Retype all the entries word for word, but omit the pictures.

==== DATA

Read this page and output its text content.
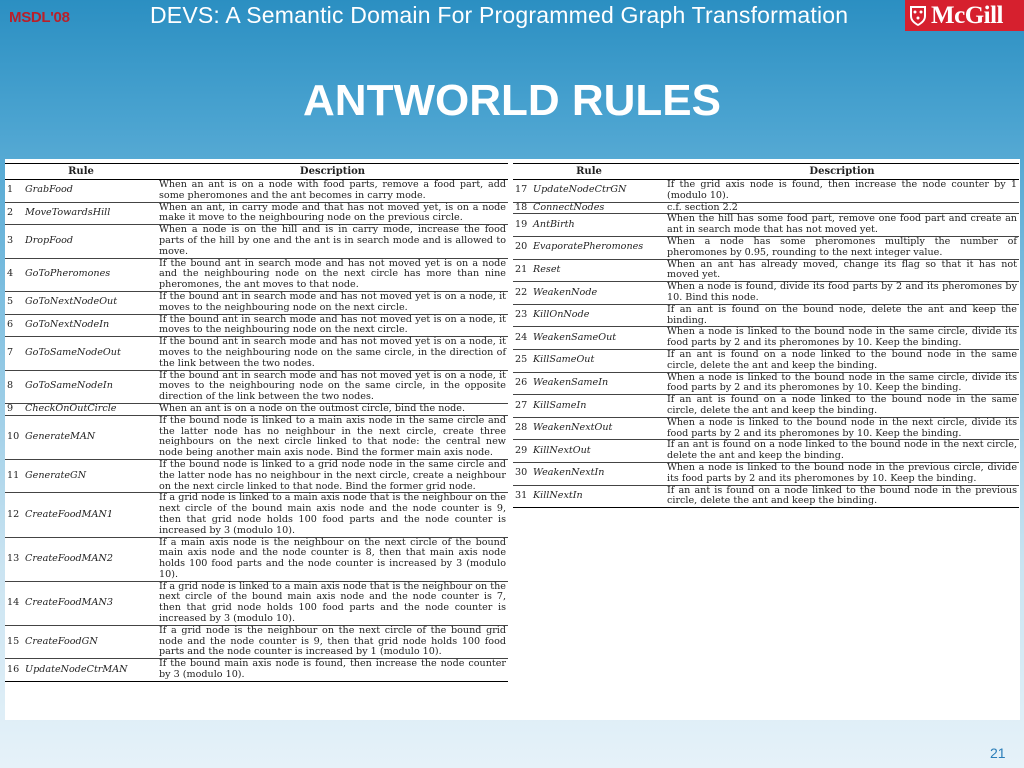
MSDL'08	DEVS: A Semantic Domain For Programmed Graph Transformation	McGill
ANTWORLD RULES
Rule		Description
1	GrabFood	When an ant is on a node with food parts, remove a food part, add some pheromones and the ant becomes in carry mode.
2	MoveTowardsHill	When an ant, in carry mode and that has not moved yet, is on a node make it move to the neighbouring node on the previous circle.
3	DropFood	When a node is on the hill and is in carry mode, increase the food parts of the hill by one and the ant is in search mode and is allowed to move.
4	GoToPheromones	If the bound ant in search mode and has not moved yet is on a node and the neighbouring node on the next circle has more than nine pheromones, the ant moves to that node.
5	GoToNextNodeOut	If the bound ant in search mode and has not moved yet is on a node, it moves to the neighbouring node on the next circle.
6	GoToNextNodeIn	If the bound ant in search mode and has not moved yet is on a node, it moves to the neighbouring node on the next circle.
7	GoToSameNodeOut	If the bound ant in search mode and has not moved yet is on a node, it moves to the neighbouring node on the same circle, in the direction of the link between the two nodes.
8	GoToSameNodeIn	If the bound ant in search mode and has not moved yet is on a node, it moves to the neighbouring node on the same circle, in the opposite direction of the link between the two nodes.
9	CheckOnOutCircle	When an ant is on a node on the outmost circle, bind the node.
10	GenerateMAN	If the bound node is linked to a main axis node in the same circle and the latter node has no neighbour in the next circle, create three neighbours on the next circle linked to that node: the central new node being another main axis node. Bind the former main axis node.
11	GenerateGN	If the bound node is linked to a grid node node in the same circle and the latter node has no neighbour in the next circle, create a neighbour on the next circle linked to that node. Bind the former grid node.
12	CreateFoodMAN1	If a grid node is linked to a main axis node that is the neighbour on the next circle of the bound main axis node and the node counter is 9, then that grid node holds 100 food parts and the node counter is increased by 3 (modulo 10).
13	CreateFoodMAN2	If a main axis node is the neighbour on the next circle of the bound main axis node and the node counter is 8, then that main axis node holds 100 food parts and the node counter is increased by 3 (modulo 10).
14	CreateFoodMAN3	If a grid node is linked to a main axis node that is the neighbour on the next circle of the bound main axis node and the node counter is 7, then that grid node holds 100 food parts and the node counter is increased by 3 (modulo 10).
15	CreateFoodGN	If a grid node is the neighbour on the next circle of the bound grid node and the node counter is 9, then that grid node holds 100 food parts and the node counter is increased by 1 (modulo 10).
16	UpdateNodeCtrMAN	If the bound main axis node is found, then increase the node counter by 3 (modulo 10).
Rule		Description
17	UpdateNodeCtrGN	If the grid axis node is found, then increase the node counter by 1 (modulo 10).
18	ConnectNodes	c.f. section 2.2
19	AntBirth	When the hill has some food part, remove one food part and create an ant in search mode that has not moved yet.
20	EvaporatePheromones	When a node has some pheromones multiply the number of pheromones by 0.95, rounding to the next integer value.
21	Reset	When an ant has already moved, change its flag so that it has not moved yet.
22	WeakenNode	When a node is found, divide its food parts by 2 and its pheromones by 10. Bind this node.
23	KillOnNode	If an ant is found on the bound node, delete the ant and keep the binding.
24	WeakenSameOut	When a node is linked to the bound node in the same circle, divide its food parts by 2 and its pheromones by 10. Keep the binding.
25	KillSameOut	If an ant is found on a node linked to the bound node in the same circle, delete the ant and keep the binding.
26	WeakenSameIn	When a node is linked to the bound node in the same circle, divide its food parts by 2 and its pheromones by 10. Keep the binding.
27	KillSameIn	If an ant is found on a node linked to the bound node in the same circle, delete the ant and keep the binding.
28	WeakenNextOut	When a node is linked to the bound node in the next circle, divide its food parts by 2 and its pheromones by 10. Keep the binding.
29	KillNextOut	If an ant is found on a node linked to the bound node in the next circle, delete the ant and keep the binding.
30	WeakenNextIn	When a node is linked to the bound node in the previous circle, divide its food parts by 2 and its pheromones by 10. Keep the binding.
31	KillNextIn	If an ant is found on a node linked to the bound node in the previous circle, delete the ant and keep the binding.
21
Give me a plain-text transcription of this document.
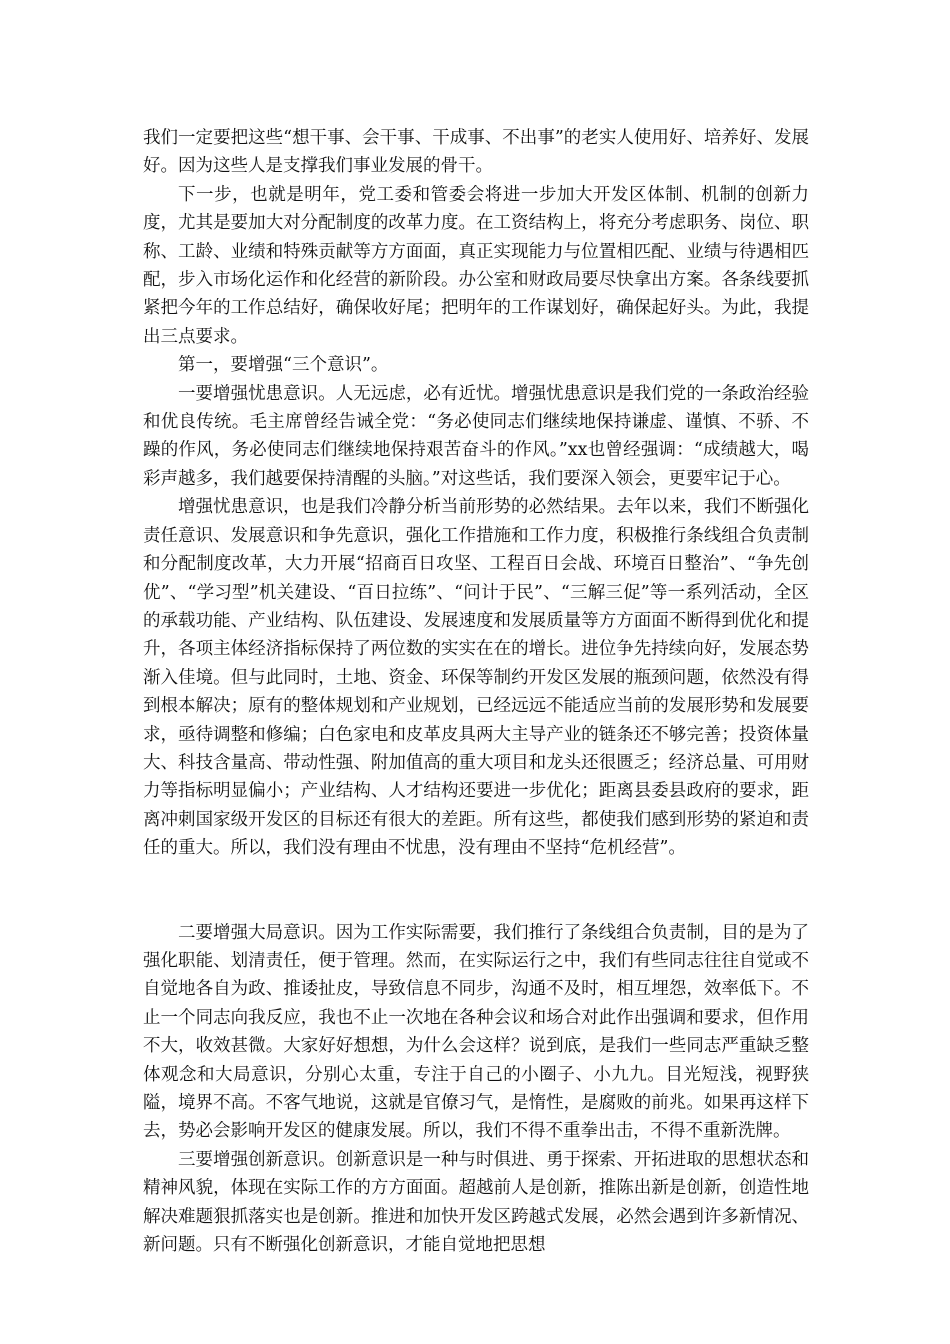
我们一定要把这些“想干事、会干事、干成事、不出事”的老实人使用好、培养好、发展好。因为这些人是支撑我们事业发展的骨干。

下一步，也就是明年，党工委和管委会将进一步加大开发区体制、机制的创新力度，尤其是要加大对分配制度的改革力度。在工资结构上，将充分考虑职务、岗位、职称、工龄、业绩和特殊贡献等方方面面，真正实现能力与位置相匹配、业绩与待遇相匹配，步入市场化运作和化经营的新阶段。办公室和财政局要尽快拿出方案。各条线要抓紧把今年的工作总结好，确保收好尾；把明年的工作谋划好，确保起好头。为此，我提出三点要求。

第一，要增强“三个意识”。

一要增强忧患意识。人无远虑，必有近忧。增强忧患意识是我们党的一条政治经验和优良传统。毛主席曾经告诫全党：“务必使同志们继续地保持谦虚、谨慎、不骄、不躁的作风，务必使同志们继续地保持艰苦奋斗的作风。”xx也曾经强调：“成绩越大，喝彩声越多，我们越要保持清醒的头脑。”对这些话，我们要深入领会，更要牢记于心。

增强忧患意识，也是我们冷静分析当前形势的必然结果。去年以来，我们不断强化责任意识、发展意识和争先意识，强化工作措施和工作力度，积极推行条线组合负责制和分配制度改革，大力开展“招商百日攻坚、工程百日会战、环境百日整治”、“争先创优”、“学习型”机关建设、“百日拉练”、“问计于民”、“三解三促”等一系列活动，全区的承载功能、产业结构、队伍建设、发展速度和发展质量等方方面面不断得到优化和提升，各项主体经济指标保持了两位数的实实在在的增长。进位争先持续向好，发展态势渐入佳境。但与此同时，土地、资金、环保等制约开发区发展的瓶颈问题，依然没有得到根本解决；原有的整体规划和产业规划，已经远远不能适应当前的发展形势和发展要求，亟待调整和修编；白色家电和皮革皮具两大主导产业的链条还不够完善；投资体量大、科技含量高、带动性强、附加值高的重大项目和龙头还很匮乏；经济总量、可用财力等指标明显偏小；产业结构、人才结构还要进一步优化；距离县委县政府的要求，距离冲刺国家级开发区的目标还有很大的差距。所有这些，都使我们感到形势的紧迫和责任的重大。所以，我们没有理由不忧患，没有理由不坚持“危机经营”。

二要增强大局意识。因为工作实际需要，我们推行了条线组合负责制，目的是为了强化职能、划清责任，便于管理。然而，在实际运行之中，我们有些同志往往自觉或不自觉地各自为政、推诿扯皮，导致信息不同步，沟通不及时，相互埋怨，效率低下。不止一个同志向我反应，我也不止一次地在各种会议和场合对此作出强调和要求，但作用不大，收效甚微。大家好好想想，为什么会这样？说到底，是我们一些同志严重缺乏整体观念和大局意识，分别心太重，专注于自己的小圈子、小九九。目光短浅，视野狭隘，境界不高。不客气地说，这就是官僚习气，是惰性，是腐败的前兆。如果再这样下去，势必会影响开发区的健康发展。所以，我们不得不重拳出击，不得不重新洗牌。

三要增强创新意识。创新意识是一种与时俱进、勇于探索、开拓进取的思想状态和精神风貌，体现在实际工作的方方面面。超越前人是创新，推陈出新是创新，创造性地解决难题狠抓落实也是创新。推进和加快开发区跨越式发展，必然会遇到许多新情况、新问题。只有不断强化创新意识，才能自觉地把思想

========

WRITTEN ANSWER:
Read this page and output its text content.
MSDL'08	DEVS: A Semantic Domain For Programmed Graph Transformation	McGill
ANTWORLD RULES
Rule		Description
1	GrabFood	When an ant is on a node with food parts, remove a food part, add some pheromones and the ant becomes in carry mode.
2	MoveTowardsHill	When an ant, in carry mode and that has not moved yet, is on a node make it move to the neighbouring node on the previous circle.
3	DropFood	When a node is on the hill and is in carry mode, increase the food parts of the hill by one and the ant is in search mode and is allowed to move.
4	GoToPheromones	If the bound ant in search mode and has not moved yet is on a node and the neighbouring node on the next circle has more than nine pheromones, the ant moves to that node.
5	GoToNextNodeOut	If the bound ant in search mode and has not moved yet is on a node, it moves to the neighbouring node on the next circle.
6	GoToNextNodeIn	If the bound ant in search mode and has not moved yet is on a node, it moves to the neighbouring node on the next circle.
7	GoToSameNodeOut	If the bound ant in search mode and has not moved yet is on a node, it moves to the neighbouring node on the same circle, in the direction of the link between the two nodes.
8	GoToSameNodeIn	If the bound ant in search mode and has not moved yet is on a node, it moves to the neighbouring node on the same circle, in the opposite direction of the link between the two nodes.
9	CheckOnOutCircle	When an ant is on a node on the outmost circle, bind the node.
10	GenerateMAN	If the bound node is linked to a main axis node in the same circle and the latter node has no neighbour in the next circle, create three neighbours on the next circle linked to that node: the central new node being another main axis node. Bind the former main axis node.
11	GenerateGN	If the bound node is linked to a grid node node in the same circle and the latter node has no neighbour in the next circle, create a neighbour on the next circle linked to that node. Bind the former grid node.
12	CreateFoodMAN1	If a grid node is linked to a main axis node that is the neighbour on the next circle of the bound main axis node and the node counter is 9, then that grid node holds 100 food parts and the node counter is increased by 3 (modulo 10).
13	CreateFoodMAN2	If a main axis node is the neighbour on the next circle of the bound main axis node and the node counter is 8, then that main axis node holds 100 food parts and the node counter is increased by 3 (modulo 10).
14	CreateFoodMAN3	If a grid node is linked to a main axis node that is the neighbour on the next circle of the bound main axis node and the node counter is 7, then that grid node holds 100 food parts and the node counter is increased by 3 (modulo 10).
15	CreateFoodGN	If a grid node is the neighbour on the next circle of the bound grid node and the node counter is 9, then that grid node holds 100 food parts and the node counter is increased by 1 (modulo 10).
16	UpdateNodeCtrMAN	If the bound main axis node is found, then increase the node counter by 3 (modulo 10).
Rule		Description
17	UpdateNodeCtrGN	If the grid axis node is found, then increase the node counter by 1 (modulo 10).
18	ConnectNodes	c.f. section 2.2
19	AntBirth	When the hill has some food part, remove one food part and create an ant in search mode that has not moved yet.
20	EvaporatePheromones	When a node has some pheromones multiply the number of pheromones by 0.95, rounding to the next integer value.
21	Reset	When an ant has already moved, change its flag so that it has not moved yet.
22	WeakenNode	When a node is found, divide its food parts by 2 and its pheromones by 10. Bind this node.
23	KillOnNode	If an ant is found on the bound node, delete the ant and keep the binding.
24	WeakenSameOut	When a node is linked to the bound node in the same circle, divide its food parts by 2 and its pheromones by 10. Keep the binding.
25	KillSameOut	If an ant is found on a node linked to the bound node in the same circle, delete the ant and keep the binding.
26	WeakenSameIn	When a node is linked to the bound node in the same circle, divide its food parts by 2 and its pheromones by 10. Keep the binding.
27	KillSameIn	If an ant is found on a node linked to the bound node in the same circle, delete the ant and keep the binding.
28	WeakenNextOut	When a node is linked to the bound node in the next circle, divide its food parts by 2 and its pheromones by 10. Keep the binding.
29	KillNextOut	If an ant is found on a node linked to the bound node in the next circle, delete the ant and keep the binding.
30	WeakenNextIn	When a node is linked to the bound node in the previous circle, divide its food parts by 2 and its pheromones by 10. Keep the binding.
31	KillNextIn	If an ant is found on a node linked to the bound node in the previous circle, delete the ant and keep the binding.
21
Give me a plain-text transcription of this document.
我们一定要把这些“想干事、会干事、干成事、不出事”的老实人使用好、培养好、发展好。因为这些人是支撑我们事业发展的骨干。

下一步，也就是明年，党工委和管委会将进一步加大开发区体制、机制的创新力度，尤其是要加大对分配制度的改革力度。在工资结构上，将充分考虑职务、岗位、职称、工龄、业绩和特殊贡献等方方面面，真正实现能力与位置相匹配、业绩与待遇相匹配，步入市场化运作和化经营的新阶段。办公室和财政局要尽快拿出方案。各条线要抓紧把今年的工作总结好，确保收好尾；把明年的工作谋划好，确保起好头。为此，我提出三点要求。

第一，要增强“三个意识”。

一要增强忧患意识。人无远虑，必有近忧。增强忧患意识是我们党的一条政治经验和优良传统。毛主席曾经告诫全党：“务必使同志们继续地保持谦虚、谨慎、不骄、不躁的作风，务必使同志们继续地保持艰苦奋斗的作风。”xx也曾经强调：“成绩越大，喝彩声越多，我们越要保持清醒的头脑。”对这些话，我们要深入领会，更要牢记于心。

增强忧患意识，也是我们冷静分析当前形势的必然结果。去年以来，我们不断强化责任意识、发展意识和争先意识，强化工作措施和工作力度，积极推行条线组合负责制和分配制度改革，大力开展“招商百日攻坚、工程百日会战、环境百日整治”、“争先创优”、“学习型”机关建设、“百日拉练”、“问计于民”、“三解三促”等一系列活动，全区的承载功能、产业结构、队伍建设、发展速度和发展质量等方方面面不断得到优化和提升，各项主体经济指标保持了两位数的实实在在的增长。进位争先持续向好，发展态势渐入佳境。但与此同时，土地、资金、环保等制约开发区发展的瓶颈问题，依然没有得到根本解决；原有的整体规划和产业规划，已经远远不能适应当前的发展形势和发展要求，亟待调整和修编；白色家电和皮革皮具两大主导产业的链条还不够完善；投资体量大、科技含量高、带动性强、附加值高的重大项目和龙头还很匮乏；经济总量、可用财力等指标明显偏小；产业结构、人才结构还要进一步优化；距离县委县政府的要求，距离冲刺国家级开发区的目标还有很大的差距。所有这些，都使我们感到形势的紧迫和责任的重大。所以，我们没有理由不忧患，没有理由不坚持“危机经营”。

二要增强大局意识。因为工作实际需要，我们推行了条线组合负责制，目的是为了强化职能、划清责任，便于管理。然而，在实际运行之中，我们有些同志往往自觉或不自觉地各自为政、推诿扯皮，导致信息不同步，沟通不及时，相互埋怨，效率低下。不止一个同志向我反应，我也不止一次地在各种会议和场合对此作出强调和要求，但作用不大，收效甚微。大家好好想想，为什么会这样？说到底，是我们一些同志严重缺乏整体观念和大局意识，分别心太重，专注于自己的小圈子、小九九。目光短浅，视野狭隘，境界不高。不客气地说，这就是官僚习气，是惰性，是腐败的前兆。如果再这样下去，势必会影响开发区的健康发展。所以，我们不得不重拳出击，不得不重新洗牌。

三要增强创新意识。创新意识是一种与时俱进、勇于探索、开拓进取的思想状态和精神风貌，体现在实际工作的方方面面。超越前人是创新，推陈出新是创新，创造性地解决难题狠抓落实也是创新。推进和加快开发区跨越式发展，必然会遇到许多新情况、新问题。只有不断强化创新意识，才能自觉地把思想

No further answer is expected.